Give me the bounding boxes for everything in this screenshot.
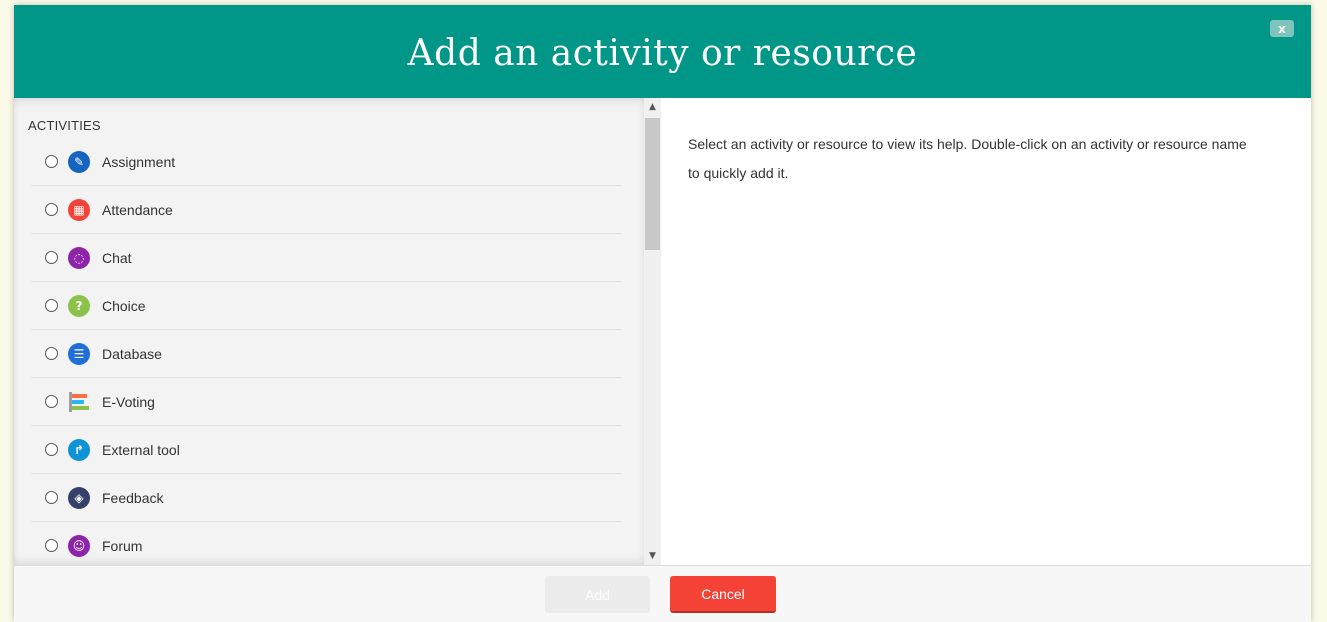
activities-heading: ACTIVITIES [28,118,101,133]
scroll-down-icon[interactable]: ▼ [644,549,661,563]
activity-radio[interactable] [45,539,58,552]
list-item-external-tool[interactable]: ↱ External tool [31,426,621,474]
assignment-icon: ✎ [68,150,90,173]
cancel-button[interactable]: Cancel [670,576,776,613]
list-item-e-voting[interactable]: E-Voting [31,378,621,426]
list-scrollbar[interactable]: ▲ ▼ [644,98,661,565]
help-pane: Select an activity or resource to view i… [661,98,1311,565]
close-icon: x [1278,21,1286,36]
activity-label: Feedback [102,489,164,506]
dialog-footer: Add Cancel [14,565,1311,622]
activity-radio[interactable] [45,299,58,312]
close-button[interactable]: x [1270,20,1294,37]
list-item-forum[interactable]: ☺ Forum [31,522,621,565]
help-text: Select an activity or resource to view i… [688,136,1247,181]
database-icon: ☰ [68,342,90,365]
activity-label: Database [102,345,162,362]
activity-radio[interactable] [45,443,58,456]
add-activity-dialog: Add an activity or resource x ACTIVITIES… [14,5,1311,622]
external-tool-icon: ↱ [68,438,90,461]
list-item-choice[interactable]: ? Choice [31,282,621,330]
forum-icon: ☺ [68,534,90,557]
activity-label: Forum [102,537,143,554]
activity-radio[interactable] [45,251,58,264]
activity-radio[interactable] [45,155,58,168]
activity-label: E-Voting [102,393,155,410]
activity-label: Chat [102,249,132,266]
list-item-assignment[interactable]: ✎ Assignment [31,138,621,186]
activity-label: Attendance [102,201,173,218]
activity-label: External tool [102,441,180,458]
activity-radio[interactable] [45,491,58,504]
scroll-up-icon[interactable]: ▲ [644,100,661,114]
activity-radio[interactable] [45,347,58,360]
scrollbar-thumb[interactable] [645,118,660,250]
feedback-icon: ◈ [68,486,90,509]
activity-list-pane[interactable]: ACTIVITIES ✎ Assignment ▦ Attendance ◌ Chat? C… [14,98,644,565]
chat-icon: ◌ [68,246,90,269]
dialog-title: Add an activity or resource [407,33,918,74]
dialog-body: ACTIVITIES ✎ Assignment ▦ Attendance ◌ Chat? C… [14,98,1311,565]
attendance-icon: ▦ [68,198,90,221]
list-item-attendance[interactable]: ▦ Attendance [31,186,621,234]
activity-radio[interactable] [45,203,58,216]
evoting-icon [68,391,90,413]
choice-icon: ? [68,294,90,317]
activity-label: Choice [102,297,146,314]
activity-label: Assignment [102,153,176,170]
list-item-database[interactable]: ☰ Database [31,330,621,378]
list-item-chat[interactable]: ◌ Chat [31,234,621,282]
dialog-header: Add an activity or resource x [14,5,1311,98]
list-item-feedback[interactable]: ◈ Feedback [31,474,621,522]
activity-radio[interactable] [45,395,58,408]
add-button[interactable]: Add [545,576,650,613]
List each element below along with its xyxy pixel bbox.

● ● ● ●

Your task: Could you update the records above so that every "activity-label" becomes "option-label", keeping everything else the same and leaving out the pictures?

Result for this exercise:
Give me the bounding boxes for everything in this screenshot.
activities-heading: ACTIVITIES [28,118,101,133]
scroll-down-icon[interactable]: ▼ [644,549,661,563]
activity-radio[interactable] [45,539,58,552]
list-item-external-tool[interactable]: ↱ External tool [31,426,621,474]
assignment-icon: ✎ [68,150,90,173]
cancel-button[interactable]: Cancel [670,576,776,613]
list-item-e-voting[interactable]: E-Voting [31,378,621,426]
list-scrollbar[interactable]: ▲ ▼ [644,98,661,565]
help-pane: Select an activity or resource to view i… [661,98,1311,565]
close-icon: x [1278,21,1286,36]
option-label: Feedback [102,489,164,506]
dialog-footer: Add Cancel [14,565,1311,622]
activity-radio[interactable] [45,299,58,312]
close-button[interactable]: x [1270,20,1294,37]
list-item-forum[interactable]: ☺ Forum [31,522,621,565]
help-text: Select an activity or resource to view i… [688,136,1247,181]
database-icon: ☰ [68,342,90,365]
option-label: Database [102,345,162,362]
activity-radio[interactable] [45,443,58,456]
add-activity-dialog: Add an activity or resource x ACTIVITIES… [14,5,1311,622]
external-tool-icon: ↱ [68,438,90,461]
list-item-choice[interactable]: ? Choice [31,282,621,330]
forum-icon: ☺ [68,534,90,557]
option-label: Forum [102,537,143,554]
activity-radio[interactable] [45,251,58,264]
activity-radio[interactable] [45,155,58,168]
option-label: E-Voting [102,393,155,410]
option-label: Chat [102,249,132,266]
list-item-assignment[interactable]: ✎ Assignment [31,138,621,186]
option-label: Attendance [102,201,173,218]
option-label: External tool [102,441,180,458]
activity-radio[interactable] [45,491,58,504]
scroll-up-icon[interactable]: ▲ [644,100,661,114]
activity-radio[interactable] [45,347,58,360]
scrollbar-thumb[interactable] [645,118,660,250]
feedback-icon: ◈ [68,486,90,509]
activity-list-pane[interactable]: ACTIVITIES ✎ Assignment ▦ Attendance ◌ Chat? C… [14,98,644,565]
chat-icon: ◌ [68,246,90,269]
dialog-title: Add an activity or resource [407,33,918,74]
dialog-body: ACTIVITIES ✎ Assignment ▦ Attendance ◌ Chat? C… [14,98,1311,565]
attendance-icon: ▦ [68,198,90,221]
list-item-attendance[interactable]: ▦ Attendance [31,186,621,234]
activity-radio[interactable] [45,203,58,216]
evoting-icon [68,391,90,413]
choice-icon: ? [68,294,90,317]
option-label: Choice [102,297,146,314]
option-label: Assignment [102,153,176,170]
list-item-database[interactable]: ☰ Database [31,330,621,378]
list-item-chat[interactable]: ◌ Chat [31,234,621,282]
dialog-header: Add an activity or resource x [14,5,1311,98]
list-item-feedback[interactable]: ◈ Feedback [31,474,621,522]
activity-radio[interactable] [45,395,58,408]
add-button[interactable]: Add [545,576,650,613]
List each element below along with its xyxy pixel bbox.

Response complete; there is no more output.